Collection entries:
━━━━━━━━━━━━━━━━━━━━
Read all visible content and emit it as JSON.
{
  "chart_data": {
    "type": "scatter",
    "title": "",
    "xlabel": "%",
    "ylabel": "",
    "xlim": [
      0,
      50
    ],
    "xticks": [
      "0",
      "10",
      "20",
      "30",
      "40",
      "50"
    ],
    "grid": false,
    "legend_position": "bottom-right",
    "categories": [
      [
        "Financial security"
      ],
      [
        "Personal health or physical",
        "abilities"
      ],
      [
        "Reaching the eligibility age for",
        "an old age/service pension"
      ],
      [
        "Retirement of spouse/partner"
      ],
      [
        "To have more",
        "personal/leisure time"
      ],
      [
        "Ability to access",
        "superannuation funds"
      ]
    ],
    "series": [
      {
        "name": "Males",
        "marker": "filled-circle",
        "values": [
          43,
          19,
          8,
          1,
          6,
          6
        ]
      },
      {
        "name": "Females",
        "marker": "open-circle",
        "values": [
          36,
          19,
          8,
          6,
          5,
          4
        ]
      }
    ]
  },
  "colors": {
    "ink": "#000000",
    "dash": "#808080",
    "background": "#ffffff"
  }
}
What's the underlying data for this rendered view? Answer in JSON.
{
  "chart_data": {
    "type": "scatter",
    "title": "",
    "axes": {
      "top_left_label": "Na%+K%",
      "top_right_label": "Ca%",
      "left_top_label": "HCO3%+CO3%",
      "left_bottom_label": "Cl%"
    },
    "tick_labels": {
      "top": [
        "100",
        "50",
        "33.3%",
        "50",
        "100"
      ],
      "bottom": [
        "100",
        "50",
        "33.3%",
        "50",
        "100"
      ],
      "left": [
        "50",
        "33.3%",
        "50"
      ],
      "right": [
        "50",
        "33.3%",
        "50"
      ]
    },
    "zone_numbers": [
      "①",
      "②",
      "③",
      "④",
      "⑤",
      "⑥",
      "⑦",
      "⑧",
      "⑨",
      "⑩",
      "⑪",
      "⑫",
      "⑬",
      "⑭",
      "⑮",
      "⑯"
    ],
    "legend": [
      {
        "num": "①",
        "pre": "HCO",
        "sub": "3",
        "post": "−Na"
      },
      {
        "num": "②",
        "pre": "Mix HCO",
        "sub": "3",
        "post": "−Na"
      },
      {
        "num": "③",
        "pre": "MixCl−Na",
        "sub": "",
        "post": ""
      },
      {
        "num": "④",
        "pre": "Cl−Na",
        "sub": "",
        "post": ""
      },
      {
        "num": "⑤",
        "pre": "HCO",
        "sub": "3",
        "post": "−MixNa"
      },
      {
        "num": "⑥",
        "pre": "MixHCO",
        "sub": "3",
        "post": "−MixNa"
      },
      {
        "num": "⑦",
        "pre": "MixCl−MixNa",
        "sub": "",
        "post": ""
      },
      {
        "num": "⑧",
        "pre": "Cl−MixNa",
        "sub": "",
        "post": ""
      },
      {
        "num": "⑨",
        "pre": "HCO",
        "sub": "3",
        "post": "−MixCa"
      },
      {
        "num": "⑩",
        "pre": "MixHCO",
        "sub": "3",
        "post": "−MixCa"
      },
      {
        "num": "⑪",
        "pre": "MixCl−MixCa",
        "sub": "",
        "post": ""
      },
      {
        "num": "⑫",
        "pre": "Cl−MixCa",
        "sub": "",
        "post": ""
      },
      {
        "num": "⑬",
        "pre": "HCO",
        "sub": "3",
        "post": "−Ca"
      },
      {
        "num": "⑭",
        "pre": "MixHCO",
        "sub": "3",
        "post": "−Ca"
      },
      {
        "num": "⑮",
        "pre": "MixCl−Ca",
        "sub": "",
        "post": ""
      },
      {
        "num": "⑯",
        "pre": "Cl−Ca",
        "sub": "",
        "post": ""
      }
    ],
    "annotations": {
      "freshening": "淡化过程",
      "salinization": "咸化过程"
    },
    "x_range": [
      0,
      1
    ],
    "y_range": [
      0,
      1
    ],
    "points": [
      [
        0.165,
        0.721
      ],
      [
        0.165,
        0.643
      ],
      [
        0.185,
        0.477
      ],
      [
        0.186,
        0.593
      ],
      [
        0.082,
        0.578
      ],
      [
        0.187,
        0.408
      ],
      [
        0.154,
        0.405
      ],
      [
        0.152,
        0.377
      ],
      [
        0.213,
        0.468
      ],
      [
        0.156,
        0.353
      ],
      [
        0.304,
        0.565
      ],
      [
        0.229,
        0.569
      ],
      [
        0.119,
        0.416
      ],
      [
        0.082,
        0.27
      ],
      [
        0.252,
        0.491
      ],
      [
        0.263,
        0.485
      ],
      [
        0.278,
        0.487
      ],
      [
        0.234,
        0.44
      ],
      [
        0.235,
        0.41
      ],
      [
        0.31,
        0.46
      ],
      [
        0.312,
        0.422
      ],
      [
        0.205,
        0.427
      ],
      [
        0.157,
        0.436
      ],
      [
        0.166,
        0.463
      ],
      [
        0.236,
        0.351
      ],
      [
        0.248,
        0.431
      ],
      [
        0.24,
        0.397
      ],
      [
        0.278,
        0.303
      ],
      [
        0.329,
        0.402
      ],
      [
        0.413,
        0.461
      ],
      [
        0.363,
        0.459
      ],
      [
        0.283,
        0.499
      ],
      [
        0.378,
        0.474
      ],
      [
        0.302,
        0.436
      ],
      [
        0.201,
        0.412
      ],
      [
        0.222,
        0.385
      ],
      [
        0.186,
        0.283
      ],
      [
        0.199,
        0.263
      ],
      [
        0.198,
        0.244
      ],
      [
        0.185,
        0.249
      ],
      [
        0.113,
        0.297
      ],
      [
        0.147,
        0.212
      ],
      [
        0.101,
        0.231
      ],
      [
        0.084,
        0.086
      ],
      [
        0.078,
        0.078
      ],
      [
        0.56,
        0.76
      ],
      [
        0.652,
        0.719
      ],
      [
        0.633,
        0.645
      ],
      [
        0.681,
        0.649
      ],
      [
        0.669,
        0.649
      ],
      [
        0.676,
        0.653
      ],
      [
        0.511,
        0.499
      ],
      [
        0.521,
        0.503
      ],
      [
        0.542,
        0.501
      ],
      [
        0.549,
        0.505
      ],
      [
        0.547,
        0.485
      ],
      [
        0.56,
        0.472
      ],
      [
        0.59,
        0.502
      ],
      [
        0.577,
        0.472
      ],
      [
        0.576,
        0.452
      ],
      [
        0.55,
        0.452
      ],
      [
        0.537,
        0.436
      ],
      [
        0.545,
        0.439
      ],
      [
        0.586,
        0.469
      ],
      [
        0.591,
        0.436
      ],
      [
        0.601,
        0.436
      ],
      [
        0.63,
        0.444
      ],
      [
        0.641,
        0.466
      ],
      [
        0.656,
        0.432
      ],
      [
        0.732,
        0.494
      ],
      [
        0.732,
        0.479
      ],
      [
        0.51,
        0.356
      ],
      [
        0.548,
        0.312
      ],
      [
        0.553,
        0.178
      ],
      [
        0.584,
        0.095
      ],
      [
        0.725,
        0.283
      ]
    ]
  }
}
━━━━━━━━━━━━━━━━━━━━
_TASK DETAILS_
Print every entry exactly as written.

_TASK RESPONSE_
Read all visible content and emit it as JSON.
{
  "chart_data": {
    "type": "scatter",
    "title": "",
    "xlabel": "%",
    "ylabel": "",
    "xlim": [
      0,
      50
    ],
    "xticks": [
      "0",
      "10",
      "20",
      "30",
      "40",
      "50"
    ],
    "grid": false,
    "legend_position": "bottom-right",
    "categories": [
      [
        "Financial security"
      ],
      [
        "Personal health or physical",
        "abilities"
      ],
      [
        "Reaching the eligibility age for",
        "an old age/service pension"
      ],
      [
        "Retirement of spouse/partner"
      ],
      [
        "To have more",
        "personal/leisure time"
      ],
      [
        "Ability to access",
        "superannuation funds"
      ]
    ],
    "series": [
      {
        "name": "Males",
        "marker": "filled-circle",
        "values": [
          43,
          19,
          8,
          1,
          6,
          6
        ]
      },
      {
        "name": "Females",
        "marker": "open-circle",
        "values": [
          36,
          19,
          8,
          6,
          5,
          4
        ]
      }
    ]
  },
  "colors": {
    "ink": "#000000",
    "dash": "#808080",
    "background": "#ffffff"
  }
}
What's the underlying data for this rendered view? Answer in JSON.
{
  "chart_data": {
    "type": "scatter",
    "title": "",
    "axes": {
      "top_left_label": "Na%+K%",
      "top_right_label": "Ca%",
      "left_top_label": "HCO3%+CO3%",
      "left_bottom_label": "Cl%"
    },
    "tick_labels": {
      "top": [
        "100",
        "50",
        "33.3%",
        "50",
        "100"
      ],
      "bottom": [
        "100",
        "50",
        "33.3%",
        "50",
        "100"
      ],
      "left": [
        "50",
        "33.3%",
        "50"
      ],
      "right": [
        "50",
        "33.3%",
        "50"
      ]
    },
    "zone_numbers": [
      "①",
      "②",
      "③",
      "④",
      "⑤",
      "⑥",
      "⑦",
      "⑧",
      "⑨",
      "⑩",
      "⑪",
      "⑫",
      "⑬",
      "⑭",
      "⑮",
      "⑯"
    ],
    "legend": [
      {
        "num": "①",
        "pre": "HCO",
        "sub": "3",
        "post": "−Na"
      },
      {
        "num": "②",
        "pre": "Mix HCO",
        "sub": "3",
        "post": "−Na"
      },
      {
        "num": "③",
        "pre": "MixCl−Na",
        "sub": "",
        "post": ""
      },
      {
        "num": "④",
        "pre": "Cl−Na",
        "sub": "",
        "post": ""
      },
      {
        "num": "⑤",
        "pre": "HCO",
        "sub": "3",
        "post": "−MixNa"
      },
      {
        "num": "⑥",
        "pre": "MixHCO",
        "sub": "3",
        "post": "−MixNa"
      },
      {
        "num": "⑦",
        "pre": "MixCl−MixNa",
        "sub": "",
        "post": ""
      },
      {
        "num": "⑧",
        "pre": "Cl−MixNa",
        "sub": "",
        "post": ""
      },
      {
        "num": "⑨",
        "pre": "HCO",
        "sub": "3",
        "post": "−MixCa"
      },
      {
        "num": "⑩",
        "pre": "MixHCO",
        "sub": "3",
        "post": "−MixCa"
      },
      {
        "num": "⑪",
        "pre": "MixCl−MixCa",
        "sub": "",
        "post": ""
      },
      {
        "num": "⑫",
        "pre": "Cl−MixCa",
        "sub": "",
        "post": ""
      },
      {
        "num": "⑬",
        "pre": "HCO",
        "sub": "3",
        "post": "−Ca"
      },
      {
        "num": "⑭",
        "pre": "MixHCO",
        "sub": "3",
        "post": "−Ca"
      },
      {
        "num": "⑮",
        "pre": "MixCl−Ca",
        "sub": "",
        "post": ""
      },
      {
        "num": "⑯",
        "pre": "Cl−Ca",
        "sub": "",
        "post": ""
      }
    ],
    "annotations": {
      "freshening": "淡化过程",
      "salinization": "咸化过程"
    },
    "x_range": [
      0,
      1
    ],
    "y_range": [
      0,
      1
    ],
    "points": [
      [
        0.165,
        0.721
      ],
      [
        0.165,
        0.643
      ],
      [
        0.185,
        0.477
      ],
      [
        0.186,
        0.593
      ],
      [
        0.082,
        0.578
      ],
      [
        0.187,
        0.408
      ],
      [
        0.154,
        0.405
      ],
      [
        0.152,
        0.377
      ],
      [
        0.213,
        0.468
      ],
      [
        0.156,
        0.353
      ],
      [
        0.304,
        0.565
      ],
      [
        0.229,
        0.569
      ],
      [
        0.119,
        0.416
      ],
      [
        0.082,
        0.27
      ],
      [
        0.252,
        0.491
      ],
      [
        0.263,
        0.485
      ],
      [
        0.278,
        0.487
      ],
      [
        0.234,
        0.44
      ],
      [
        0.235,
        0.41
      ],
      [
        0.31,
        0.46
      ],
      [
        0.312,
        0.422
      ],
      [
        0.205,
        0.427
      ],
      [
        0.157,
        0.436
      ],
      [
        0.166,
        0.463
      ],
      [
        0.236,
        0.351
      ],
      [
        0.248,
        0.431
      ],
      [
        0.24,
        0.397
      ],
      [
        0.278,
        0.303
      ],
      [
        0.329,
        0.402
      ],
      [
        0.413,
        0.461
      ],
      [
        0.363,
        0.459
      ],
      [
        0.283,
        0.499
      ],
      [
        0.378,
        0.474
      ],
      [
        0.302,
        0.436
      ],
      [
        0.201,
        0.412
      ],
      [
        0.222,
        0.385
      ],
      [
        0.186,
        0.283
      ],
      [
        0.199,
        0.263
      ],
      [
        0.198,
        0.244
      ],
      [
        0.185,
        0.249
      ],
      [
        0.113,
        0.297
      ],
      [
        0.147,
        0.212
      ],
      [
        0.101,
        0.231
      ],
      [
        0.084,
        0.086
      ],
      [
        0.078,
        0.078
      ],
      [
        0.56,
        0.76
      ],
      [
        0.652,
        0.719
      ],
      [
        0.633,
        0.645
      ],
      [
        0.681,
        0.649
      ],
      [
        0.669,
        0.649
      ],
      [
        0.676,
        0.653
      ],
      [
        0.511,
        0.499
      ],
      [
        0.521,
        0.503
      ],
      [
        0.542,
        0.501
      ],
      [
        0.549,
        0.505
      ],
      [
        0.547,
        0.485
      ],
      [
        0.56,
        0.472
      ],
      [
        0.59,
        0.502
      ],
      [
        0.577,
        0.472
      ],
      [
        0.576,
        0.452
      ],
      [
        0.55,
        0.452
      ],
      [
        0.537,
        0.436
      ],
      [
        0.545,
        0.439
      ],
      [
        0.586,
        0.469
      ],
      [
        0.591,
        0.436
      ],
      [
        0.601,
        0.436
      ],
      [
        0.63,
        0.444
      ],
      [
        0.641,
        0.466
      ],
      [
        0.656,
        0.432
      ],
      [
        0.732,
        0.494
      ],
      [
        0.732,
        0.479
      ],
      [
        0.51,
        0.356
      ],
      [
        0.548,
        0.312
      ],
      [
        0.553,
        0.178
      ],
      [
        0.584,
        0.095
      ],
      [
        0.725,
        0.283
      ]
    ]
  }
}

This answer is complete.